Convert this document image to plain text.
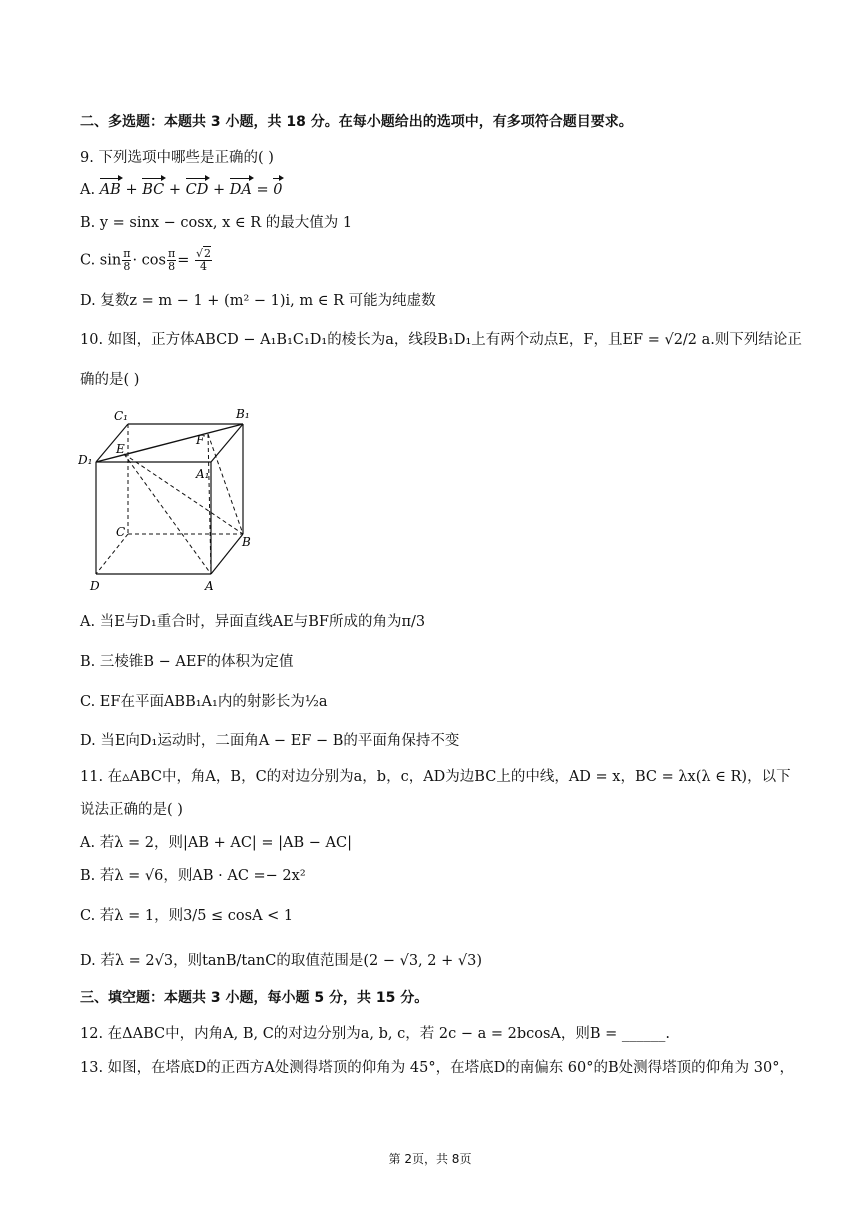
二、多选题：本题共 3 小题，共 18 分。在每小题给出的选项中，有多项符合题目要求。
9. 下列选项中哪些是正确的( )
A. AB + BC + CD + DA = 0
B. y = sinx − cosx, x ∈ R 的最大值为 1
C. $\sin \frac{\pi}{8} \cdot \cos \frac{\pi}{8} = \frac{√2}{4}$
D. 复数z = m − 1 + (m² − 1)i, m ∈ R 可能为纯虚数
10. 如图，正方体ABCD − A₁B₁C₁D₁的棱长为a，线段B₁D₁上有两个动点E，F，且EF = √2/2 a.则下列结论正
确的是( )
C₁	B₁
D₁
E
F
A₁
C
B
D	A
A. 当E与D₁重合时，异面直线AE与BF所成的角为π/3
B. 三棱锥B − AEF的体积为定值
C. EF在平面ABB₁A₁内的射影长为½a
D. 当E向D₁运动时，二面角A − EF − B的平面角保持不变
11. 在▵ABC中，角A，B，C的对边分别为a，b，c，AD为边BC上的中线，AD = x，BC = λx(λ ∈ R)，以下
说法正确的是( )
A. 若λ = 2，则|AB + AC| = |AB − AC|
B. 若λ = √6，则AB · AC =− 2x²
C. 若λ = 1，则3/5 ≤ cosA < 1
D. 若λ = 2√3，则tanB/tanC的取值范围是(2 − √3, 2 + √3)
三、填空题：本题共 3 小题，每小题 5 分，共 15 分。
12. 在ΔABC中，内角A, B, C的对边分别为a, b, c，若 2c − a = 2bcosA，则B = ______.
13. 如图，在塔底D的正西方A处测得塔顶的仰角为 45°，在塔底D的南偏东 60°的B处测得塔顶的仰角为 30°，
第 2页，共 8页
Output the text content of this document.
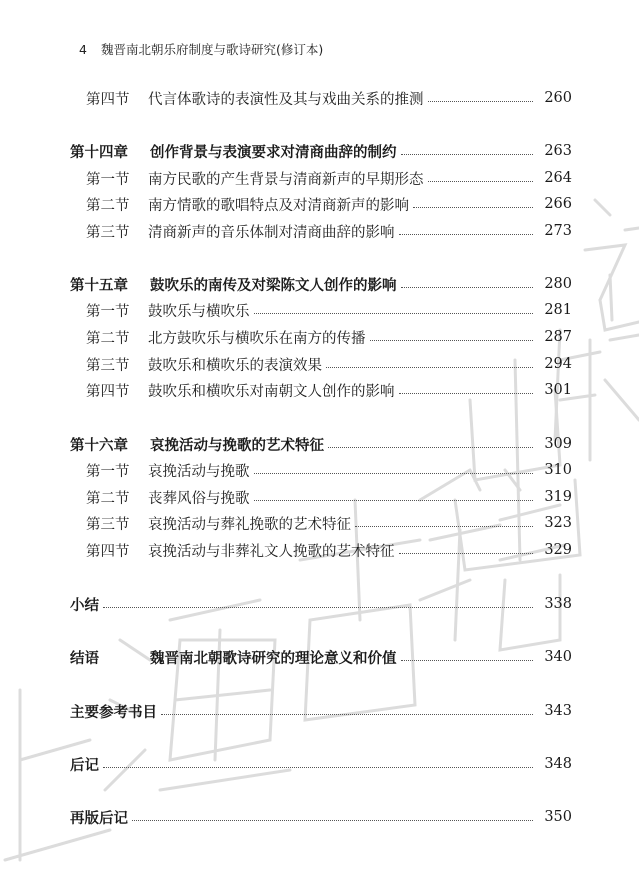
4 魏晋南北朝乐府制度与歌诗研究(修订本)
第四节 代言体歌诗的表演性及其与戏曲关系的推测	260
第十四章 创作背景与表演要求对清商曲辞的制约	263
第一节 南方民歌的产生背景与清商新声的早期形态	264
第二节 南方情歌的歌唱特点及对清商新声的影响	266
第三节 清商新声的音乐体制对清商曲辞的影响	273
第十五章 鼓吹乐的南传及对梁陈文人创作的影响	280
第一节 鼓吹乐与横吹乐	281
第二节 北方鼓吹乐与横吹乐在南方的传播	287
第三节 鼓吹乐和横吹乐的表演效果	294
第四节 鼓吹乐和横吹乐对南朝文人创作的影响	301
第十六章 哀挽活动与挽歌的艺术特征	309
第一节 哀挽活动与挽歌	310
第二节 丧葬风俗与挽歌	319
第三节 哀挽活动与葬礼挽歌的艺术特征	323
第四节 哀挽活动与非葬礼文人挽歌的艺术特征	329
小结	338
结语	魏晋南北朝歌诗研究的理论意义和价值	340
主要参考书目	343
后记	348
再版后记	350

************

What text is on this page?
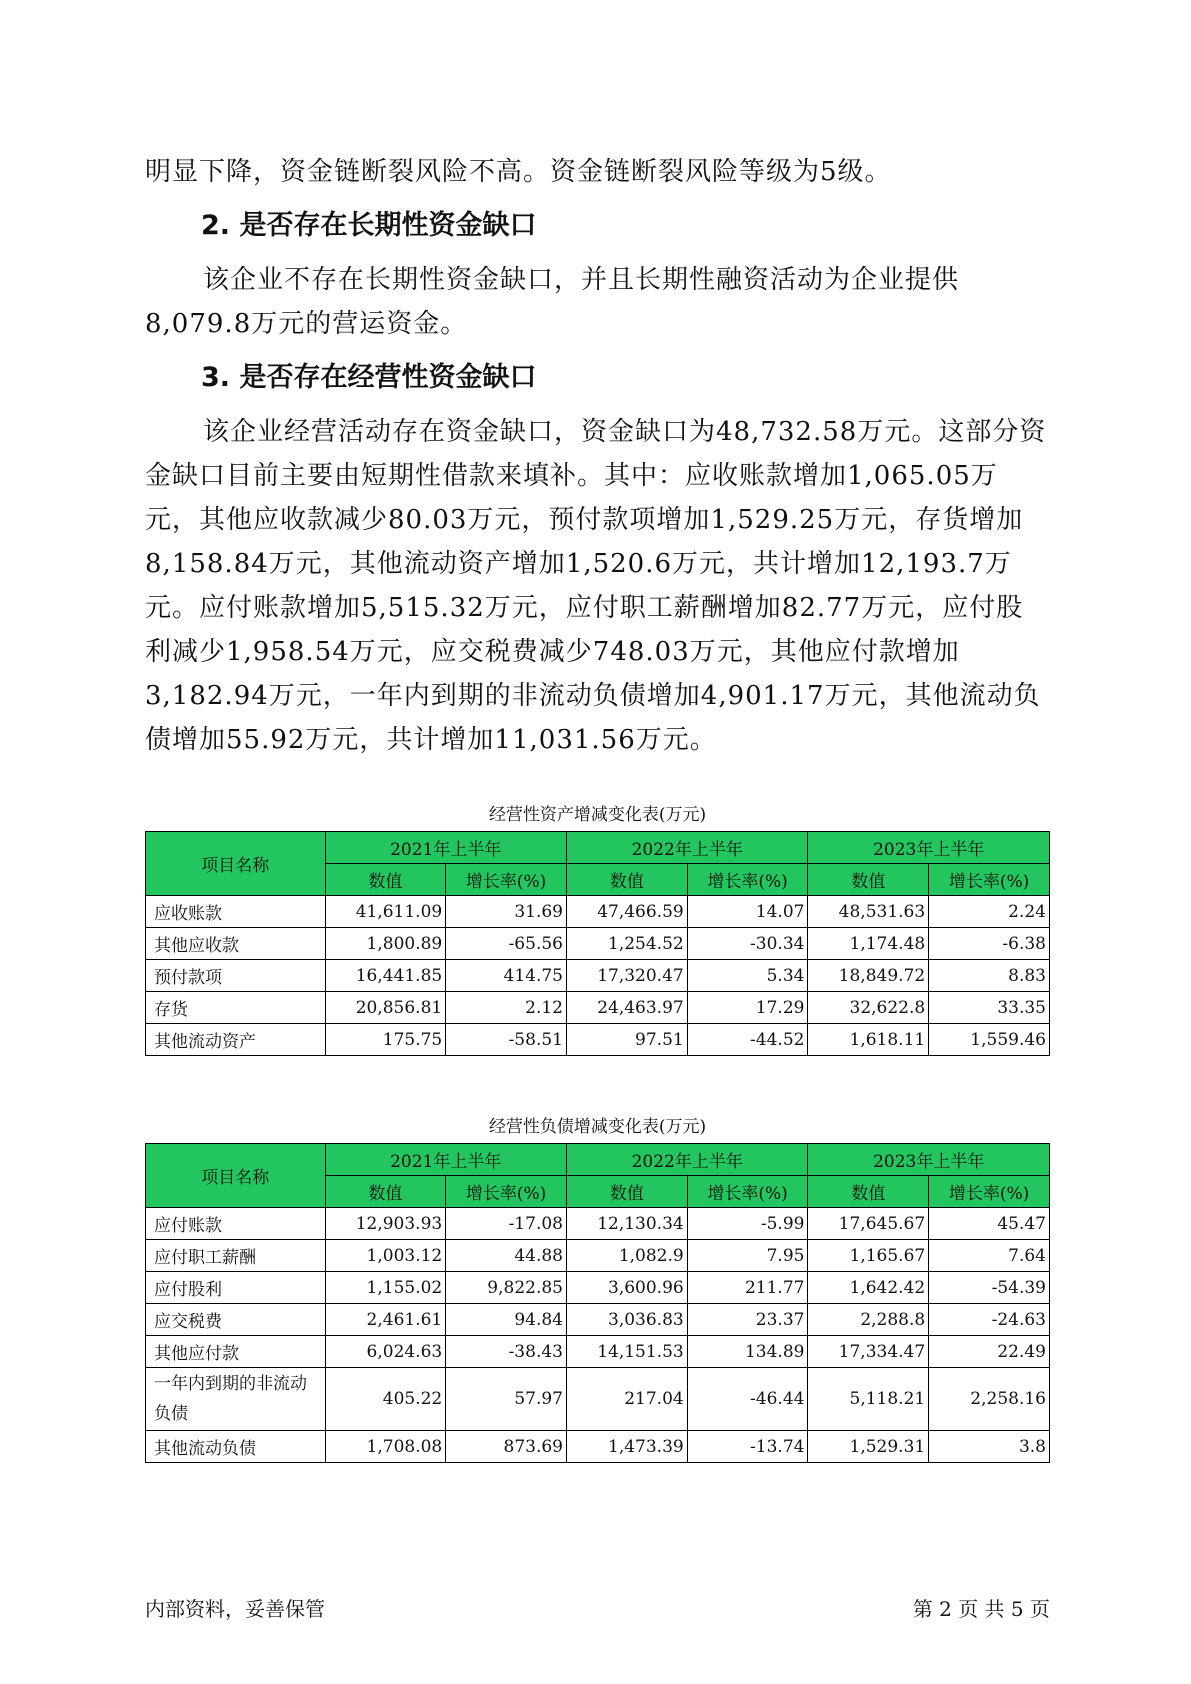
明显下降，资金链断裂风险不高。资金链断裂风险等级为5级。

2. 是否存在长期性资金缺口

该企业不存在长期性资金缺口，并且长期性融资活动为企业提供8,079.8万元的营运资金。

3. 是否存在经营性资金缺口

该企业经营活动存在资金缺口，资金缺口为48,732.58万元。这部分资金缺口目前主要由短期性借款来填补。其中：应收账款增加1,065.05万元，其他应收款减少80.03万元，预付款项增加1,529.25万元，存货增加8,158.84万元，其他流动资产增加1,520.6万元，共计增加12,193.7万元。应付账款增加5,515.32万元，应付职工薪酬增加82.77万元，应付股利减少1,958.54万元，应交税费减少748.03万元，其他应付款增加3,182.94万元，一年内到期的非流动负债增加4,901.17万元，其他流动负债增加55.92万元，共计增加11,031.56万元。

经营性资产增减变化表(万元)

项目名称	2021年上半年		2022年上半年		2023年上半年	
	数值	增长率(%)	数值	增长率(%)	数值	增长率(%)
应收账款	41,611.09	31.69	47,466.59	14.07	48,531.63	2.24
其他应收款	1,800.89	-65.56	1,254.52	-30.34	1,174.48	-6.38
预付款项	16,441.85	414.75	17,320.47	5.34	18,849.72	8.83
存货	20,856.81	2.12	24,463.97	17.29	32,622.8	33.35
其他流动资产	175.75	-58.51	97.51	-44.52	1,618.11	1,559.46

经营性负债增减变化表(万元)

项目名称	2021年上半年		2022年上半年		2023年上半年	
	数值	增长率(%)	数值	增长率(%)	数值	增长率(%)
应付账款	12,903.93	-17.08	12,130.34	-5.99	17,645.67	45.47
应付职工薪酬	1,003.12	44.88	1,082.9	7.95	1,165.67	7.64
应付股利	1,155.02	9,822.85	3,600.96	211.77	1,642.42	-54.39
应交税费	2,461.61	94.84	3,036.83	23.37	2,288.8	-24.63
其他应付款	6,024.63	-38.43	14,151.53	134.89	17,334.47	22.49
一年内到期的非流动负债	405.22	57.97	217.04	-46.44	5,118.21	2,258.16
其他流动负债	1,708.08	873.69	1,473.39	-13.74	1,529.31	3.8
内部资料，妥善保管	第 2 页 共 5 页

************

**CHALLENGE**
Gather all lines of the records that include the word "text".

**SOLUTION BELOW**
Convert this document image to plain text.
Output the text content of this document.
What text is on this page?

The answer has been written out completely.